Objective
Take every line from the material that has the word "ylabel" in it.

Recorded information
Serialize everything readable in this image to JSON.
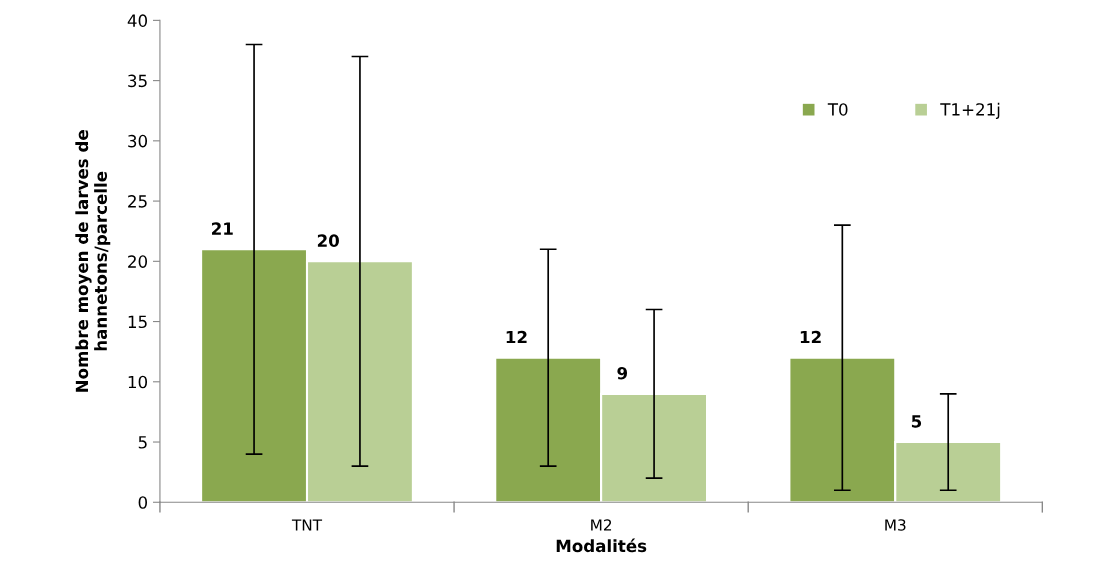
{
  "chart_data": {
    "type": "bar",
    "xlabel": "Modalités",
    "ylabel": "Nombre moyen de larves de\nhannetons/parcelle",
    "categories": [
      "TNT",
      "M2",
      "M3"
    ],
    "series": [
      {
        "name": "T0",
        "color": "#8aa84f",
        "values": [
          21,
          12,
          12
        ],
        "errors": [
          17,
          9,
          11
        ]
      },
      {
        "name": "T1+21j",
        "color": "#b9cf95",
        "values": [
          20,
          9,
          5
        ],
        "errors": [
          17,
          7,
          4
        ]
      }
    ],
    "ylim": [
      0,
      40
    ],
    "yticks": [
      0,
      5,
      10,
      15,
      20,
      25,
      30,
      35,
      40
    ],
    "grid": false,
    "legend": "top right",
    "data_labels": true
  }
}
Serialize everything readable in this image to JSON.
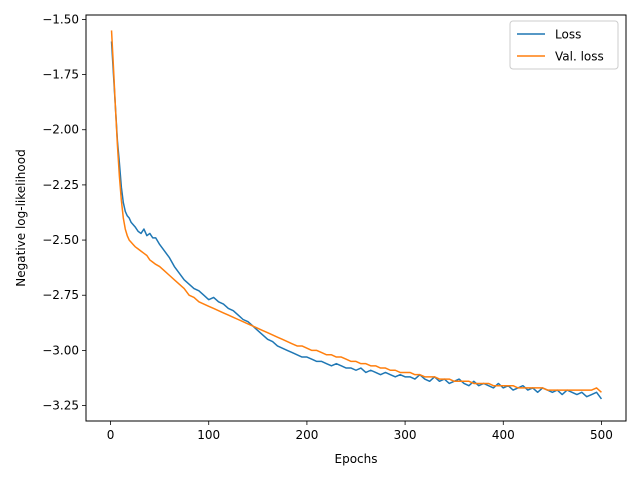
{
  "chart_data": {
    "type": "line",
    "title": "",
    "xlabel": "Epochs",
    "ylabel": "Negative log-likelihood",
    "xlim": [
      -25,
      525
    ],
    "ylim": [
      -3.32,
      -1.48
    ],
    "xticks": [
      0,
      100,
      200,
      300,
      400,
      500
    ],
    "yticks": [
      -1.5,
      -1.75,
      -2.0,
      -2.25,
      -2.5,
      -2.75,
      -3.0,
      -3.25
    ],
    "xtick_labels": [
      "0",
      "100",
      "200",
      "300",
      "400",
      "500"
    ],
    "ytick_labels": [
      "−1.50",
      "−1.75",
      "−2.00",
      "−2.25",
      "−2.50",
      "−2.75",
      "−3.00",
      "−3.25"
    ],
    "grid": false,
    "legend": "top-right",
    "series": [
      {
        "name": "Loss",
        "color": "#1f77b4",
        "x": [
          1,
          3,
          5,
          7,
          9,
          11,
          13,
          15,
          17,
          19,
          21,
          23,
          25,
          28,
          31,
          34,
          37,
          40,
          43,
          46,
          50,
          55,
          60,
          65,
          70,
          75,
          80,
          85,
          90,
          95,
          100,
          105,
          110,
          115,
          120,
          125,
          130,
          135,
          140,
          145,
          150,
          155,
          160,
          165,
          170,
          175,
          180,
          185,
          190,
          195,
          200,
          205,
          210,
          215,
          220,
          225,
          230,
          235,
          240,
          245,
          250,
          255,
          260,
          265,
          270,
          275,
          280,
          285,
          290,
          295,
          300,
          305,
          310,
          315,
          320,
          325,
          330,
          335,
          340,
          345,
          350,
          355,
          360,
          365,
          370,
          375,
          380,
          385,
          390,
          395,
          400,
          405,
          410,
          415,
          420,
          425,
          430,
          435,
          440,
          445,
          450,
          455,
          460,
          465,
          470,
          475,
          480,
          485,
          490,
          495,
          500
        ],
        "y": [
          -1.6,
          -1.75,
          -1.9,
          -2.05,
          -2.15,
          -2.26,
          -2.33,
          -2.37,
          -2.39,
          -2.4,
          -2.42,
          -2.43,
          -2.44,
          -2.46,
          -2.47,
          -2.45,
          -2.48,
          -2.47,
          -2.49,
          -2.49,
          -2.52,
          -2.55,
          -2.58,
          -2.62,
          -2.65,
          -2.68,
          -2.7,
          -2.72,
          -2.73,
          -2.75,
          -2.77,
          -2.76,
          -2.78,
          -2.79,
          -2.81,
          -2.82,
          -2.84,
          -2.86,
          -2.87,
          -2.89,
          -2.91,
          -2.93,
          -2.95,
          -2.96,
          -2.98,
          -2.99,
          -3.0,
          -3.01,
          -3.02,
          -3.03,
          -3.03,
          -3.04,
          -3.05,
          -3.05,
          -3.06,
          -3.07,
          -3.06,
          -3.07,
          -3.08,
          -3.08,
          -3.09,
          -3.08,
          -3.1,
          -3.09,
          -3.1,
          -3.11,
          -3.1,
          -3.11,
          -3.12,
          -3.11,
          -3.12,
          -3.12,
          -3.13,
          -3.11,
          -3.13,
          -3.14,
          -3.12,
          -3.14,
          -3.13,
          -3.15,
          -3.14,
          -3.13,
          -3.15,
          -3.16,
          -3.14,
          -3.16,
          -3.15,
          -3.16,
          -3.17,
          -3.15,
          -3.17,
          -3.16,
          -3.18,
          -3.17,
          -3.16,
          -3.18,
          -3.17,
          -3.19,
          -3.17,
          -3.18,
          -3.19,
          -3.18,
          -3.2,
          -3.18,
          -3.19,
          -3.2,
          -3.19,
          -3.21,
          -3.2,
          -3.19,
          -3.22
        ]
      },
      {
        "name": "Val. loss",
        "color": "#ff7f0e",
        "x": [
          1,
          3,
          5,
          7,
          9,
          11,
          13,
          15,
          17,
          19,
          21,
          23,
          25,
          28,
          31,
          34,
          37,
          40,
          43,
          46,
          50,
          55,
          60,
          65,
          70,
          75,
          80,
          85,
          90,
          95,
          100,
          105,
          110,
          115,
          120,
          125,
          130,
          135,
          140,
          145,
          150,
          155,
          160,
          165,
          170,
          175,
          180,
          185,
          190,
          195,
          200,
          205,
          210,
          215,
          220,
          225,
          230,
          235,
          240,
          245,
          250,
          255,
          260,
          265,
          270,
          275,
          280,
          285,
          290,
          295,
          300,
          305,
          310,
          315,
          320,
          325,
          330,
          335,
          340,
          345,
          350,
          355,
          360,
          365,
          370,
          375,
          380,
          385,
          390,
          395,
          400,
          405,
          410,
          415,
          420,
          425,
          430,
          435,
          440,
          445,
          450,
          455,
          460,
          465,
          470,
          475,
          480,
          485,
          490,
          495,
          500
        ],
        "y": [
          -1.55,
          -1.72,
          -1.9,
          -2.07,
          -2.21,
          -2.32,
          -2.4,
          -2.45,
          -2.48,
          -2.5,
          -2.51,
          -2.52,
          -2.53,
          -2.54,
          -2.55,
          -2.56,
          -2.57,
          -2.59,
          -2.6,
          -2.61,
          -2.62,
          -2.64,
          -2.66,
          -2.68,
          -2.7,
          -2.72,
          -2.75,
          -2.76,
          -2.78,
          -2.79,
          -2.8,
          -2.81,
          -2.82,
          -2.83,
          -2.84,
          -2.85,
          -2.86,
          -2.87,
          -2.88,
          -2.89,
          -2.9,
          -2.91,
          -2.92,
          -2.93,
          -2.94,
          -2.95,
          -2.96,
          -2.97,
          -2.98,
          -2.98,
          -2.99,
          -3.0,
          -3.0,
          -3.01,
          -3.02,
          -3.02,
          -3.03,
          -3.03,
          -3.04,
          -3.05,
          -3.05,
          -3.06,
          -3.06,
          -3.07,
          -3.07,
          -3.08,
          -3.08,
          -3.09,
          -3.09,
          -3.1,
          -3.1,
          -3.1,
          -3.11,
          -3.11,
          -3.12,
          -3.12,
          -3.12,
          -3.13,
          -3.13,
          -3.13,
          -3.14,
          -3.14,
          -3.14,
          -3.14,
          -3.15,
          -3.15,
          -3.15,
          -3.15,
          -3.16,
          -3.16,
          -3.16,
          -3.16,
          -3.16,
          -3.17,
          -3.17,
          -3.17,
          -3.17,
          -3.17,
          -3.17,
          -3.18,
          -3.18,
          -3.18,
          -3.18,
          -3.18,
          -3.18,
          -3.18,
          -3.18,
          -3.18,
          -3.18,
          -3.17,
          -3.19
        ]
      }
    ]
  }
}
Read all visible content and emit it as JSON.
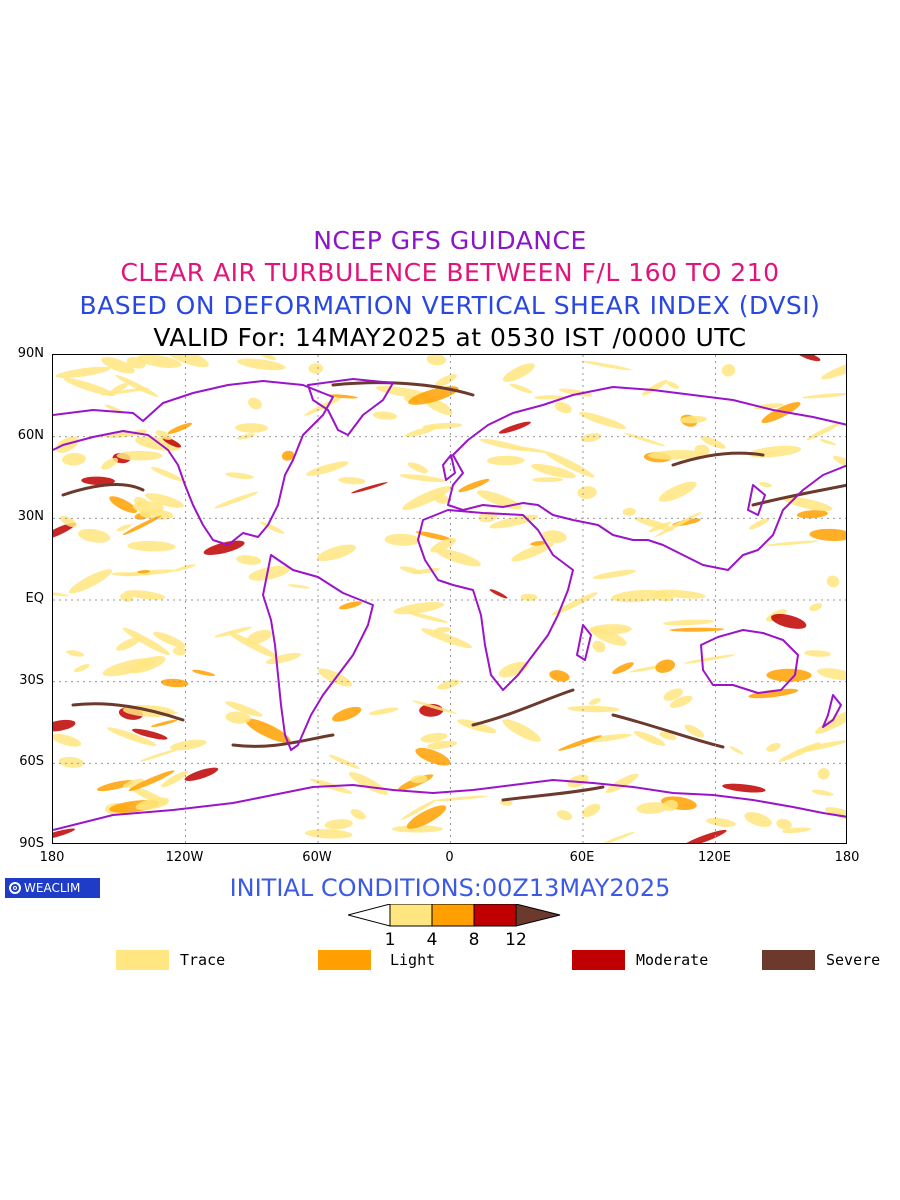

Exercise result
    "ylabel": "Nombre moyen de larves de\nhannetons/parcelle",
    "ylabel": "Negative log-likelihood",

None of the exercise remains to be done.